**Task instructions:** Transcribe the listing word for word.

# start of Supplied records

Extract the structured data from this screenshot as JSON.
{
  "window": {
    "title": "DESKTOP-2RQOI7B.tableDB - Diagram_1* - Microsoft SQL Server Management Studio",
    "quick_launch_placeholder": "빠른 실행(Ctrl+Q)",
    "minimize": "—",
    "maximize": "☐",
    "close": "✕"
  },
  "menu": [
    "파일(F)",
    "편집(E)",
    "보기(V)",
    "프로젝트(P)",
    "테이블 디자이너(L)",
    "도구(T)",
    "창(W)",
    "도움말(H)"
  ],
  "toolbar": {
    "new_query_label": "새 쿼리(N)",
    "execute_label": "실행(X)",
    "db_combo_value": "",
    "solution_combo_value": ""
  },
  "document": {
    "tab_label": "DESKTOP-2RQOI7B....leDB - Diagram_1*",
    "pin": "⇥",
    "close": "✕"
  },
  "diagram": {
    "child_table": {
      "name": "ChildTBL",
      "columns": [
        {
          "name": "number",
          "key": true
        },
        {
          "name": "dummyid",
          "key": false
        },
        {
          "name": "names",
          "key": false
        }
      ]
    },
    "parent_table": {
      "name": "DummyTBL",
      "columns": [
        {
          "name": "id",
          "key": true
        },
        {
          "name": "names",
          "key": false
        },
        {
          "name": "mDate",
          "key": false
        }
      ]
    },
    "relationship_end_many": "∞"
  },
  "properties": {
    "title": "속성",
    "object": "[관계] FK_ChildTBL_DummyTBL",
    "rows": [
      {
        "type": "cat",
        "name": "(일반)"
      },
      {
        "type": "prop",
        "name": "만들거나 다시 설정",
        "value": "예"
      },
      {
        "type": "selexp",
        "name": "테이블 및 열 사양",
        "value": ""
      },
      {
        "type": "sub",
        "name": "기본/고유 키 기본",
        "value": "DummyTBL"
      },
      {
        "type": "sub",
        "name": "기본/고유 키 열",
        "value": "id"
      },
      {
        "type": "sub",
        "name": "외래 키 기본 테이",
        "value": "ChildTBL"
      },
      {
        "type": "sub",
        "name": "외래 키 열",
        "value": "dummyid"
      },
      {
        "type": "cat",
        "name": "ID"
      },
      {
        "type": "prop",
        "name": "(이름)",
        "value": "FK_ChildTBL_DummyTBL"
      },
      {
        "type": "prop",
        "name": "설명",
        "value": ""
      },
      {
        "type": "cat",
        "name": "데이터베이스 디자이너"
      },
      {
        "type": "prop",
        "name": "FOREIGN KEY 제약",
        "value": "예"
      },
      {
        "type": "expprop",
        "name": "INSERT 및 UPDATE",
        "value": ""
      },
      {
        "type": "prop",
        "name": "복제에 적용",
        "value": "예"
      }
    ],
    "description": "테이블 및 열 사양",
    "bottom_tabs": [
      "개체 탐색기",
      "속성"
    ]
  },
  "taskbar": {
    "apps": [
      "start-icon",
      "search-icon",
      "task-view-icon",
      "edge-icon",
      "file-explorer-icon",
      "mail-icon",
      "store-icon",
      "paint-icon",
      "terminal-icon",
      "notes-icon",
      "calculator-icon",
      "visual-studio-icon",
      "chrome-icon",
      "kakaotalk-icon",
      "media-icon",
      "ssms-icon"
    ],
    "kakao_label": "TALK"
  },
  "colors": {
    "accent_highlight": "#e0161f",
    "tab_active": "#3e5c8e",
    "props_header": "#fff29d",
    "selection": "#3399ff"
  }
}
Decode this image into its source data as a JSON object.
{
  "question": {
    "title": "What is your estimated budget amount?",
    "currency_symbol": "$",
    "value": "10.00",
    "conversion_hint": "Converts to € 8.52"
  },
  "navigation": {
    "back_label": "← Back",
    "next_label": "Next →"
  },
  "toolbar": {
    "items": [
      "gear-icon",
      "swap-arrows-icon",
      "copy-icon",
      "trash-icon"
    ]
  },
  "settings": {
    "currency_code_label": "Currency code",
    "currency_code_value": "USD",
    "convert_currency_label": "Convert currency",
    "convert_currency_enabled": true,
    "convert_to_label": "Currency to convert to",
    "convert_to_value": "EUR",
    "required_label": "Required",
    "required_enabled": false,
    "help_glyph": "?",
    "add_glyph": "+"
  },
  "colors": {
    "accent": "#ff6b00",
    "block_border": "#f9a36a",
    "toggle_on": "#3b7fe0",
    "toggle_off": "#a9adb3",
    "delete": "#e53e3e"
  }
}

# end of Supplied records

**Solution to this exercise:**
Extract the structured data from this screenshot as JSON.
{
  "window": {
    "title": "DESKTOP-2RQOI7B.tableDB - Diagram_1* - Microsoft SQL Server Management Studio",
    "quick_launch_placeholder": "빠른 실행(Ctrl+Q)",
    "minimize": "—",
    "maximize": "☐",
    "close": "✕"
  },
  "menu": [
    "파일(F)",
    "편집(E)",
    "보기(V)",
    "프로젝트(P)",
    "테이블 디자이너(L)",
    "도구(T)",
    "창(W)",
    "도움말(H)"
  ],
  "toolbar": {
    "new_query_label": "새 쿼리(N)",
    "execute_label": "실행(X)",
    "db_combo_value": "",
    "solution_combo_value": ""
  },
  "document": {
    "tab_label": "DESKTOP-2RQOI7B....leDB - Diagram_1*",
    "pin": "⇥",
    "close": "✕"
  },
  "diagram": {
    "child_table": {
      "name": "ChildTBL",
      "columns": [
        {
          "name": "number",
          "key": true
        },
        {
          "name": "dummyid",
          "key": false
        },
        {
          "name": "names",
          "key": false
        }
      ]
    },
    "parent_table": {
      "name": "DummyTBL",
      "columns": [
        {
          "name": "id",
          "key": true
        },
        {
          "name": "names",
          "key": false
        },
        {
          "name": "mDate",
          "key": false
        }
      ]
    },
    "relationship_end_many": "∞"
  },
  "properties": {
    "title": "속성",
    "object": "[관계] FK_ChildTBL_DummyTBL",
    "rows": [
      {
        "type": "cat",
        "name": "(일반)"
      },
      {
        "type": "prop",
        "name": "만들거나 다시 설정",
        "value": "예"
      },
      {
        "type": "selexp",
        "name": "테이블 및 열 사양",
        "value": ""
      },
      {
        "type": "sub",
        "name": "기본/고유 키 기본",
        "value": "DummyTBL"
      },
      {
        "type": "sub",
        "name": "기본/고유 키 열",
        "value": "id"
      },
      {
        "type": "sub",
        "name": "외래 키 기본 테이",
        "value": "ChildTBL"
      },
      {
        "type": "sub",
        "name": "외래 키 열",
        "value": "dummyid"
      },
      {
        "type": "cat",
        "name": "ID"
      },
      {
        "type": "prop",
        "name": "(이름)",
        "value": "FK_ChildTBL_DummyTBL"
      },
      {
        "type": "prop",
        "name": "설명",
        "value": ""
      },
      {
        "type": "cat",
        "name": "데이터베이스 디자이너"
      },
      {
        "type": "prop",
        "name": "FOREIGN KEY 제약",
        "value": "예"
      },
      {
        "type": "expprop",
        "name": "INSERT 및 UPDATE",
        "value": ""
      },
      {
        "type": "prop",
        "name": "복제에 적용",
        "value": "예"
      }
    ],
    "description": "테이블 및 열 사양",
    "bottom_tabs": [
      "개체 탐색기",
      "속성"
    ]
  },
  "taskbar": {
    "apps": [
      "start-icon",
      "search-icon",
      "task-view-icon",
      "edge-icon",
      "file-explorer-icon",
      "mail-icon",
      "store-icon",
      "paint-icon",
      "terminal-icon",
      "notes-icon",
      "calculator-icon",
      "visual-studio-icon",
      "chrome-icon",
      "kakaotalk-icon",
      "media-icon",
      "ssms-icon"
    ],
    "kakao_label": "TALK"
  },
  "colors": {
    "accent_highlight": "#e0161f",
    "tab_active": "#3e5c8e",
    "props_header": "#fff29d",
    "selection": "#3399ff"
  }
}
Decode this image into its source data as a JSON object.
{
  "question": {
    "title": "What is your estimated budget amount?",
    "currency_symbol": "$",
    "value": "10.00",
    "conversion_hint": "Converts to € 8.52"
  },
  "navigation": {
    "back_label": "← Back",
    "next_label": "Next →"
  },
  "toolbar": {
    "items": [
      "gear-icon",
      "swap-arrows-icon",
      "copy-icon",
      "trash-icon"
    ]
  },
  "settings": {
    "currency_code_label": "Currency code",
    "currency_code_value": "USD",
    "convert_currency_label": "Convert currency",
    "convert_currency_enabled": true,
    "convert_to_label": "Currency to convert to",
    "convert_to_value": "EUR",
    "required_label": "Required",
    "required_enabled": false,
    "help_glyph": "?",
    "add_glyph": "+"
  },
  "colors": {
    "accent": "#ff6b00",
    "block_border": "#f9a36a",
    "toggle_on": "#3b7fe0",
    "toggle_off": "#a9adb3",
    "delete": "#e53e3e"
  }
}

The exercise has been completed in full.